_TASK SET_
**1.** In the retirement savings thread, why does MagicJ1zz think buying rental houses beats maxing out the 401k? Answer in one to three sentences.
**2.** List every cost or risk of owning rental property that the last reply in the retirement savings thread names.
**3.** Continue the retirement savings thread with the next reply.

The 401k is just one vehicle to save for retirement.

yea but its the easiest way to save on taxes

Save now, pay later.  You can never avoid the tax.  Uncle Sam always gets his due.

According to panda if u set an SCorp you don't have to worry about taxes :-)

the idea is to be in a lower tax bracket later
 
hello said:
anyone know what the average person in Orange County puts away into their retirement account every year?  Id love to see some stats showing actual numbers and percentage of income that goes to retirement accounts.

Why is this thread in Irvine Real Estate?
 
NYT said:
hello said:
anyone know what the average person in Orange County puts away into their retirement account every year?  Id love to see some stats showing actual numbers and percentage of income that goes to retirement accounts.

Why is this thread in Irvine Real Estate?

Should be in finance.
 
The bulb is slow to turn on up there.  :-)

Is this a TI joke that some people (living in certain areas) pay too much Mello Roos and don't have enough to max out their retirement accounts?  Or, is this a tax thing?

aquabliss said:
irvinehusky said:
why wouldn't you contribute the maximum every year?

2 words.  Mello and Roos.
 
MagicJ1zz said:
I have looked at the progress my 401k has been making.  The fees for many of these funds are quite high (0.6-1.01% expense ratio).  At the same time, the 401k gives me an average return since I started contributing in 2007.  That's about 8 years and the return seems quite dismal in my opinion.

To me, Susie Orman said, first, get up to the employer match first, 6%, then max out the Roth IRA, then go back and max out the 401k to the IRS maximum.
I realize this is too conservative.  To effectively get the best return, it seems like we should do everything she said up to step 2, but instead of maxing out the 401k (if there were any funds left over), I would put down money aside for a down payment on another house.

I think using down payments to buy multiple houses is leveraging.  Since you guys are putting in $17,500 a year, that means you can save up $120,000 after 8 years (post tax).  Assuming you do this 4 times in your life time, 4 x $120,000 down payment.  Assume that you are 40 years old and you retire at 70.  That's four homes that cost you $600,000.  Now rent them all out.  Each of those homes, assuming by the time you retire, you sell them at $800,000, that's $800,000 x 4 = $3.2 million.  (Again, you'll likely sell it for more than $800k, but I'm being super conservative)

So effectively, you've turned $480,000 into a conservative $3.2 million. 

I think that's a better return than the 401k in my opinion.  What do you guys think?

there's a lot of costs associated with maintaining property. plus property taxes. plus labor/time spent managing properties or paying someone to do it for you.  plus lack of liquidity. plus no guarantee of always going up in price. plus associated costs of selling. plus the risk of getting the nightmare tenant and litigation should anything happen on your property. Put your rental properties in separate LLCs if you're seriously thinking of doing this. You could hedge your bets and put half your retirement contribution to 401ks and other passive investments, and another portion into real estate. But you would do better to build this real estate empire outside of Orange County given the current prices.

_DATASET CONTENT_

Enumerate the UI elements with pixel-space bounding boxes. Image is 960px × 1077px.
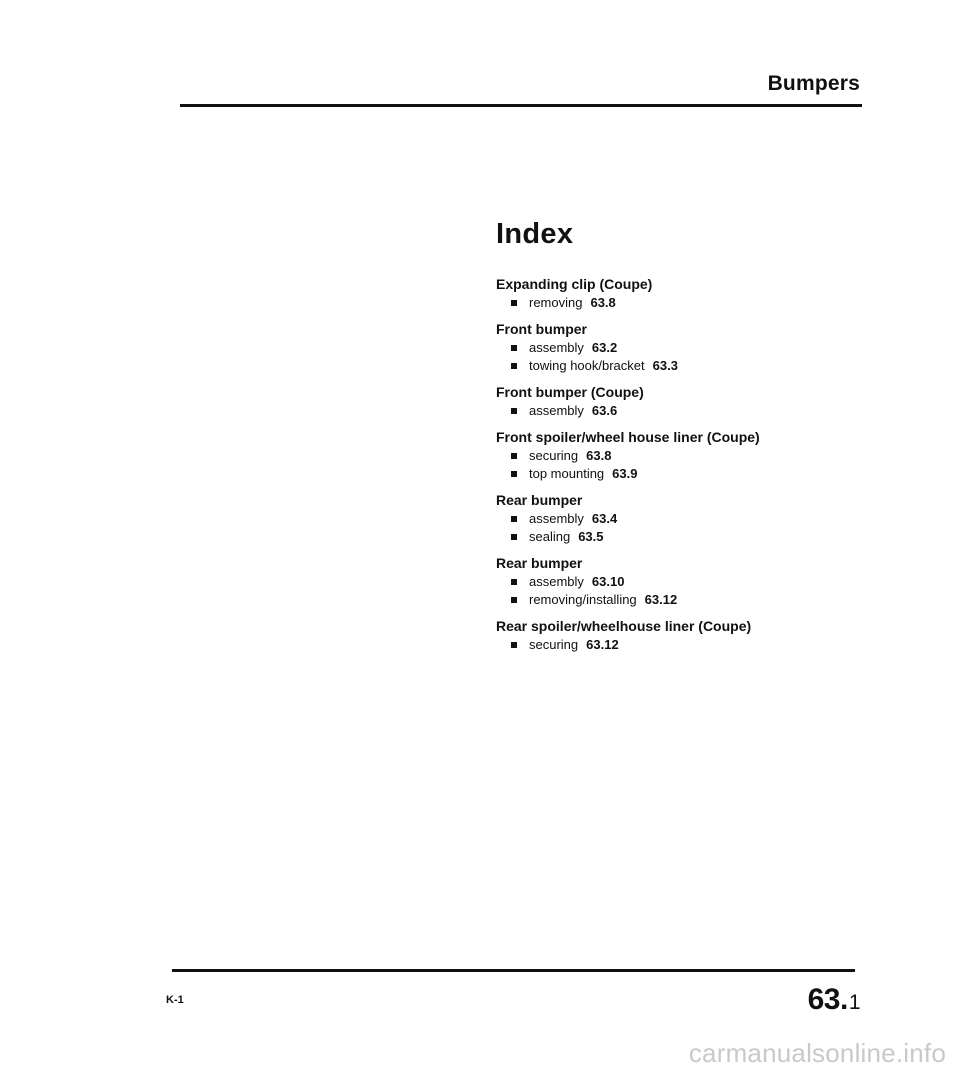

_ANSWERS TO EACH TASK_
**1.** MagicJ1zz says the 401k funds carry high fees (0.6 to 1.01% expense ratios) and have given a dismal return over about 8 years of contributing since 2007. By contrast, MagicJ1zz figures that using $480,000 in down payments on four rented-out homes could turn into a conservative $3.2 million at retirement.

**2.**
- Costs of maintaining the property
- Property taxes
- Labor and time spent managing the properties, or paying someone to do it
- Lack of liquidity
- No guarantee that prices always go up
- Costs of selling
- Risk of getting a nightmare tenant, and litigation if anything happens on the property

**3.**
 
Yes, but you'll have to make sure the property cash flows.  It won't be in Irvine. Probably nothing in OC. 
Need to go inland.

And then you'll run into banks not going to lend you money to buy investment properties base on your financials.  That's when you need creative financing, maybe seller financing, rates would be higher making cash flow more difficult. 

I agree on the idea, diversifying your investments.  Especially in real estate.
 
MagicJ1zz said:
I have looked at the progress my 401k has been making.  The fees for many of these funds are quite high (0.6-1.01% expense ratio).  At the same time, the 401k gives me an average return since I started contributing in 2007.  That's about 8 years and the return seems quite dismal in my opinion.

Does your 401k offer index funds? These have lower expense ratios.
 
Qwerty,
Correction. If you setup an S Corporation and the company is profitable, the SCORP can be one of your best tax shelter investment vehicle next to your real estate investments. Just by opening up an SCorp and doing nothing with it, won't help you one bit.

qwerty said:
DJW1705 said:
scubasteve said:
eyephone said:
scubasteve said:
I feel like I'm 401k poor at the beginning of the year. My wife doesn't have a company match since she has a pension plan so we contribute 70% (max alllowed) of salary until she hits $18k.  I max out mine and get a 4% match.

The 401k is just one vehicle to save for retirement.

yea but its the easiest way to save on taxes

Save now, pay later.  You can never avoid the tax.  Uncle Sam always gets his due.

According to panda if u set an SCorp you don't have to worry about taxes :-)
 
As someone who has been purchasing buy and hold investments (SFRs) for the past ten years, the key is finding good tenants. By selecting good tenants, this will remove 95% of most of the problems that the landlord will face. After having experienced more than a 100 leases, I've gotten pretty good of figuring which tenants to lease to and which to avoid. Also my advice would be not to speculate on appreciation alone, and look for solid cash flowing properties with 20-25% down and potential for capital growth in an emerging area with high growth potential (population, jobs, demographics etc.). Another thing to mention is that you can also investment in real estate with your solo 401k via Self Directed IRA.

One of the best real estate investing sites I have found 7 years ago is www.biggerpockets.com. All the information is free and I highly recommend you guys to listen to some of their podcasts which features real stories of some very successful real estate investors.

If you guys are into reading books. Here are some recommendations on some of the best real estate books I have read.

1. The Millionaire Real Estate Investor - Gary Keller
2. Building Wealth One House at a Time - John Schaub
3. Real Estate Investments and how to make them - Milt Tanzer
4. Investing in Real Estate - Gary Eldred
5. HOLD How to Find, Buy, and Rent Houses for Wealth - Steve Chader
6. The Savvy Landlord - Steve VanCauwenbergh
7. NOLO Every Landlord's Tax Deduction Guide - Stephen Fishman
8. Tax Free Wealth - Tom Wheelwright CPA
9. The Book on Flipping Houses - J Scott
10. The Every real estate investor needs to know about cash flow. - Frank Gallinelli

If any other good books I've read comes to mind I will update the list.

Panda 

MagicJ1zz said:
I have looked at the progress my 401k has been making.  The fees for many of these funds are quite high (0.6-1.01% expense ratio).  At the same time, the 401k gives me an average return since I started contributing in 2007.  That's about 8 years and the return seems quite dismal in my opinion.

To me, Susie Orman said, first, get up to the employer match first, 6%, then max out the Roth IRA, then go back and max out the 401k to the IRS maximum.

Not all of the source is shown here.